**TASK DESCRIPTION:** In the entries that follow, find the word "name" and report each line it is on.

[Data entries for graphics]
+++++
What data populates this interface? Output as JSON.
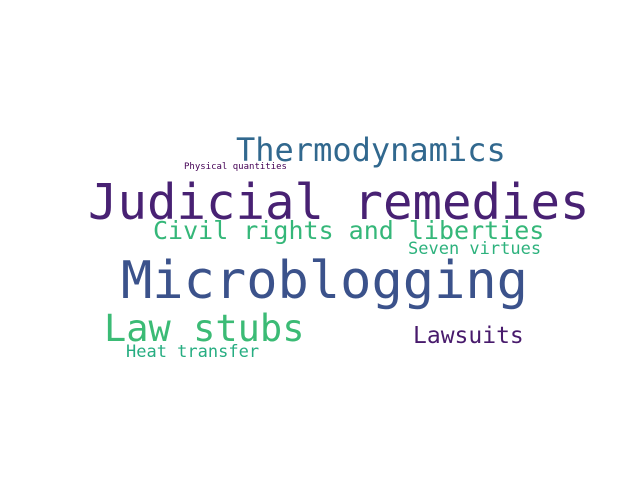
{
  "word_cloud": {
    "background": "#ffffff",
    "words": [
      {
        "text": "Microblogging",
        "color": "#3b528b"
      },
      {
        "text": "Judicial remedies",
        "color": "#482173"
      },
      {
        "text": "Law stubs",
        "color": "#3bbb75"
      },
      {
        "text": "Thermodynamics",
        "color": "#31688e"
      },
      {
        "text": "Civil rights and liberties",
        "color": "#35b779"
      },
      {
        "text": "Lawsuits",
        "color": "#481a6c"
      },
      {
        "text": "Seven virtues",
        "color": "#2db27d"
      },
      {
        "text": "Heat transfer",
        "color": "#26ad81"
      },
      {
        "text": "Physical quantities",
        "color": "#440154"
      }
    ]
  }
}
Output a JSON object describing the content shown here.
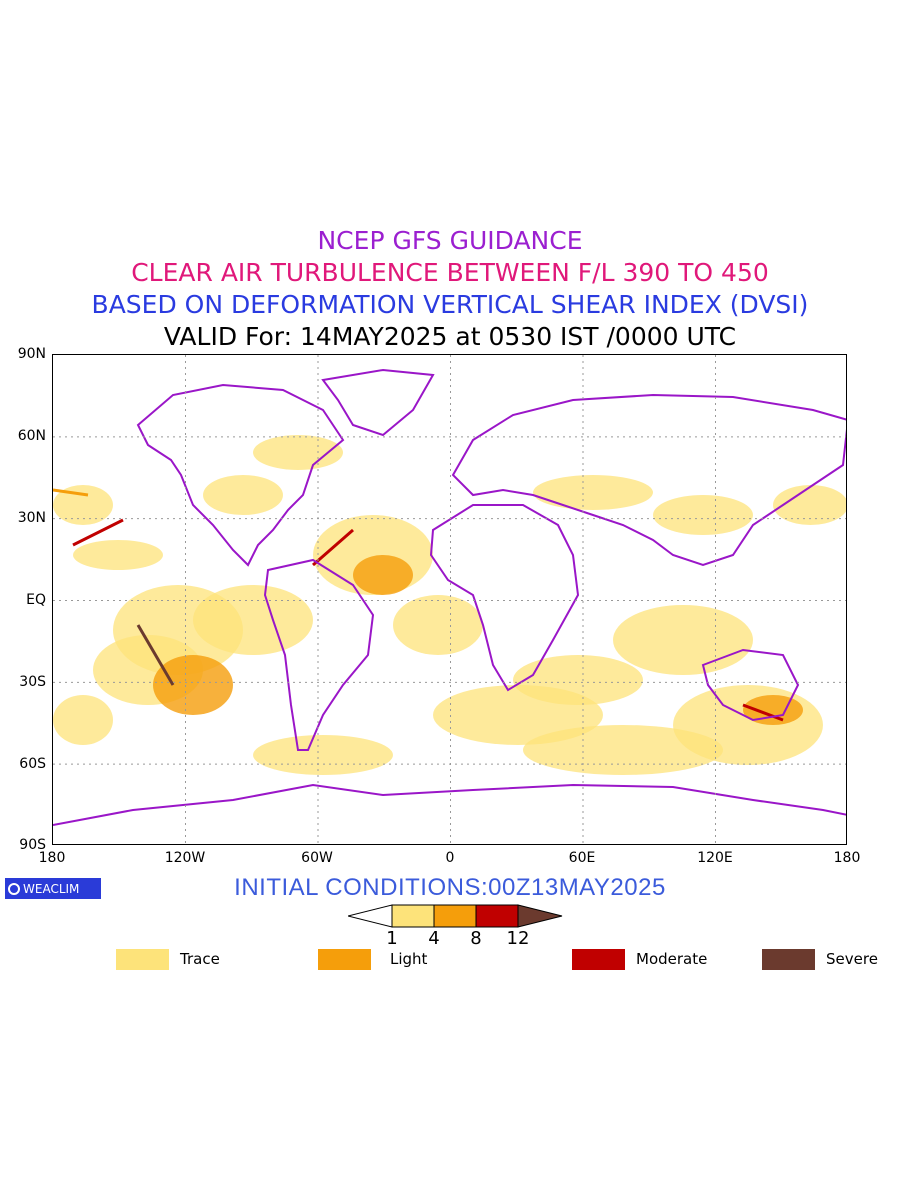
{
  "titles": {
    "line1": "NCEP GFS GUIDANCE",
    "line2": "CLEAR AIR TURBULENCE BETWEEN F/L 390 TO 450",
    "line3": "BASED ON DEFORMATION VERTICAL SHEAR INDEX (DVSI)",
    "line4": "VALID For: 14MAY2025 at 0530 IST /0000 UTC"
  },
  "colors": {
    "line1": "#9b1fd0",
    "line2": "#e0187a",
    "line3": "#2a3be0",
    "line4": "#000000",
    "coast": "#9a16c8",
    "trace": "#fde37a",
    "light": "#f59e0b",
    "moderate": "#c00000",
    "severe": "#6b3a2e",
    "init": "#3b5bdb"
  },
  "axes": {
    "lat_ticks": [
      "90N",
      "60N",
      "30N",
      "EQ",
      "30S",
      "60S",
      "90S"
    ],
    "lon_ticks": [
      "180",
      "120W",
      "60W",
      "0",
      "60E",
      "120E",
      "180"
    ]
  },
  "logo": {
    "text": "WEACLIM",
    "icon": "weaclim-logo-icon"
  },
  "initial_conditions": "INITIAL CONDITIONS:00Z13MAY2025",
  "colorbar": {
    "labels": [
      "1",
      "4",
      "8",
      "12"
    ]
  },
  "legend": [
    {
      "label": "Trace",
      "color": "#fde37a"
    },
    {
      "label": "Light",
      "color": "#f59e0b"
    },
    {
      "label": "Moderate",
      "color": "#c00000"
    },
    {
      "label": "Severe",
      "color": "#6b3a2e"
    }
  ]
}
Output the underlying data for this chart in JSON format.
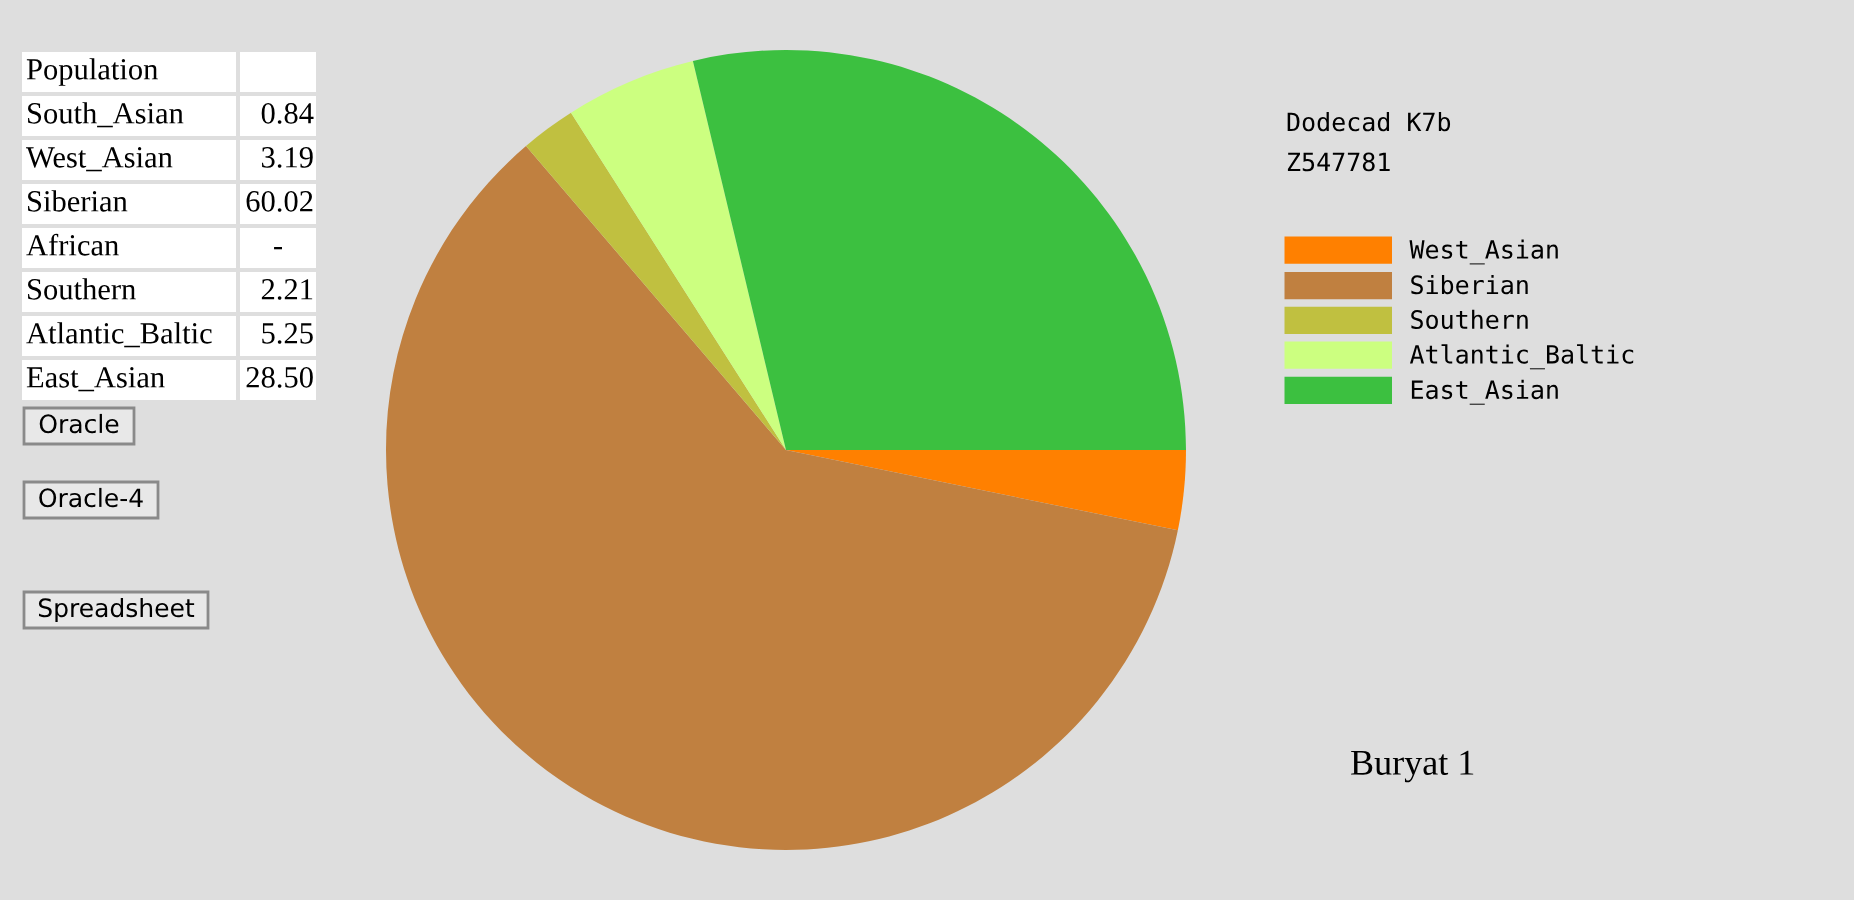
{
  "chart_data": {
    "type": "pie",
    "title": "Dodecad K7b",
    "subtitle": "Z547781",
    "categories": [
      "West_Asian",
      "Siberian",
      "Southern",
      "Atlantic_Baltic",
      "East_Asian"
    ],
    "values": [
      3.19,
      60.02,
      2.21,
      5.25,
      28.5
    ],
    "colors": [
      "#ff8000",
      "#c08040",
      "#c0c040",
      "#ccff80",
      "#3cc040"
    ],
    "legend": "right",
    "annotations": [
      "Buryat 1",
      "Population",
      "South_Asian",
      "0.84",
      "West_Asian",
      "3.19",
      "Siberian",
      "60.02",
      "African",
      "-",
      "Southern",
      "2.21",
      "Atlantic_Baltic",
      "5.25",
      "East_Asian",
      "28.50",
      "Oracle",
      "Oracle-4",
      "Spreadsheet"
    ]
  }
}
+++++
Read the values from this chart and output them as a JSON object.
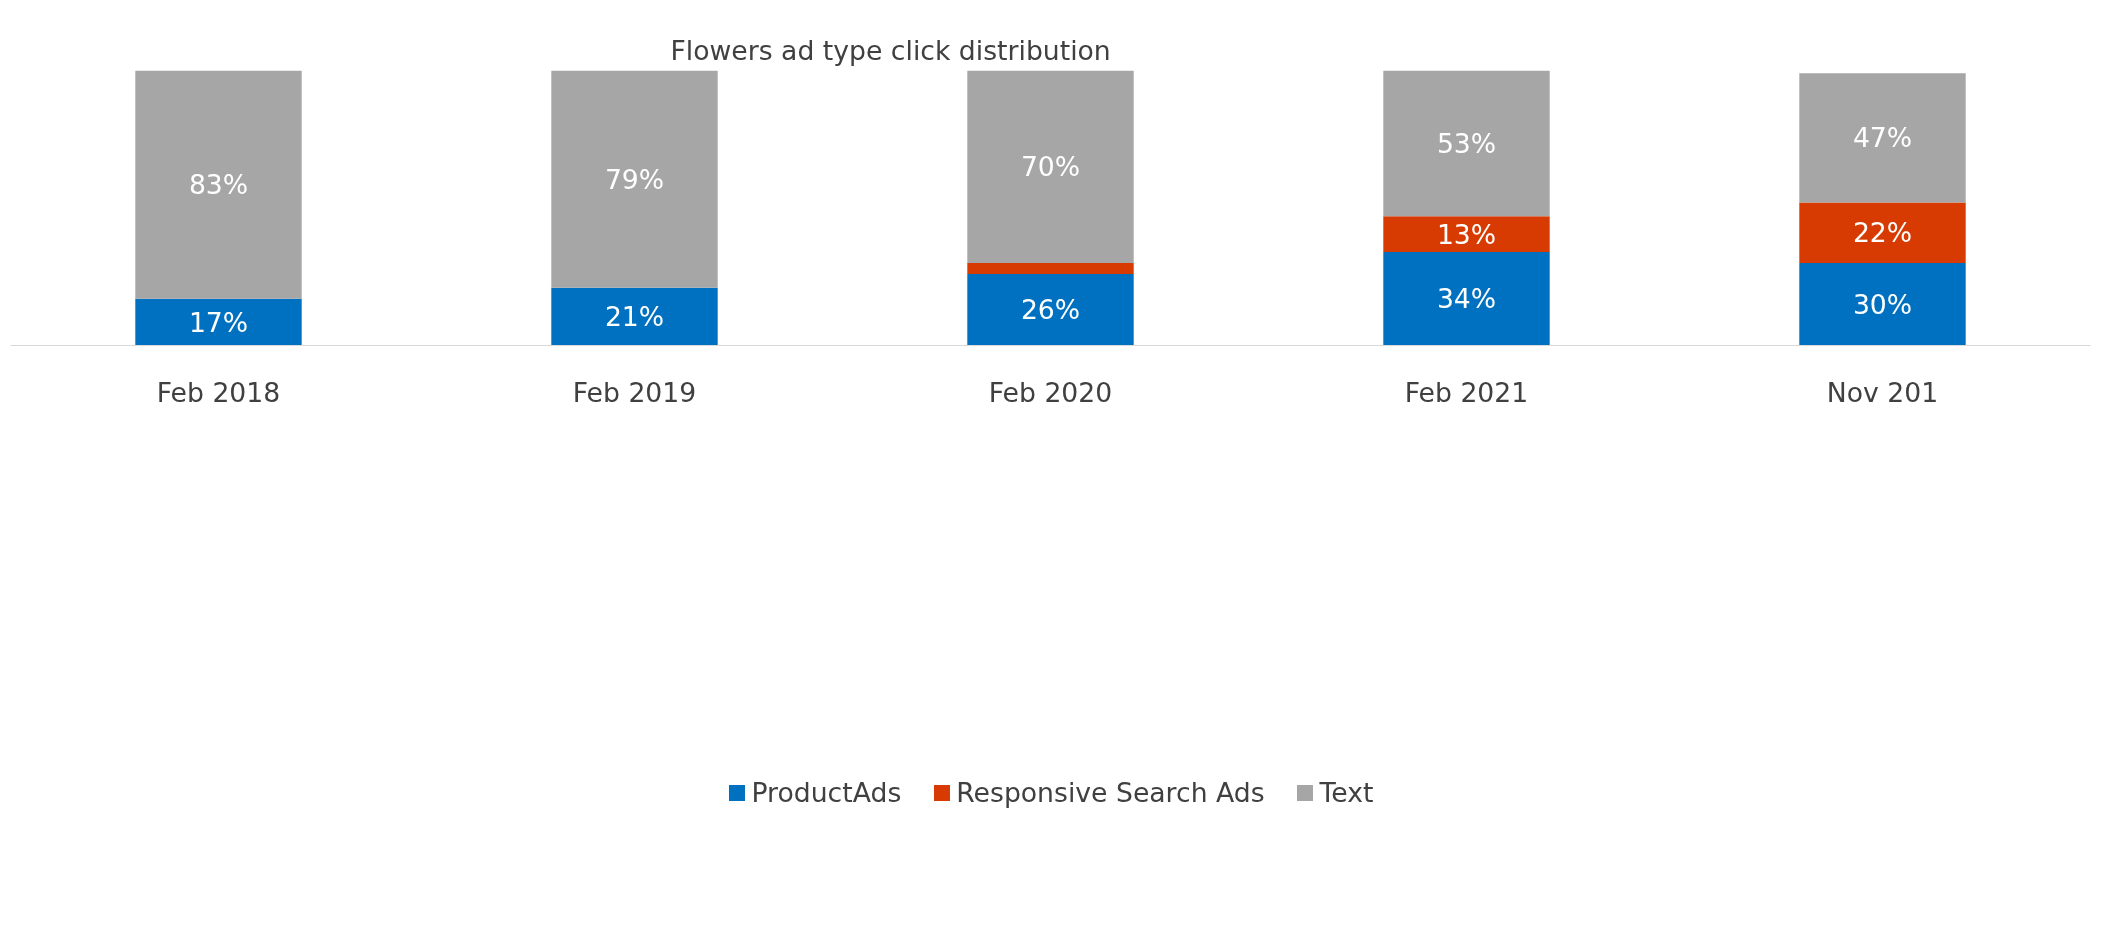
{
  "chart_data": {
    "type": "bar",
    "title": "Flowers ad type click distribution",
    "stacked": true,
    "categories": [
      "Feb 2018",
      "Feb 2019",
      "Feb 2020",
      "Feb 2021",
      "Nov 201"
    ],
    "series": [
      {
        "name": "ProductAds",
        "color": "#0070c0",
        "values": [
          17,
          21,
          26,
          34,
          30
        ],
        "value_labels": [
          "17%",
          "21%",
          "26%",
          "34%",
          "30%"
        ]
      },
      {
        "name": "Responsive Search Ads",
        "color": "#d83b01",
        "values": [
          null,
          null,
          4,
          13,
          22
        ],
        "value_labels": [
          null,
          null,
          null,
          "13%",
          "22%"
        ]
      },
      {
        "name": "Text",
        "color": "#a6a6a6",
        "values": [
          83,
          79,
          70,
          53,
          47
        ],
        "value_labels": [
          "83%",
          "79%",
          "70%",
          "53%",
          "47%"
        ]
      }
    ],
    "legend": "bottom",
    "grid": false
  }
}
+++++
**ANSWER TO THE PROBLEM:**
        "name": "ProductAds",
        "name": "Responsive Search Ads",
        "name": "Text",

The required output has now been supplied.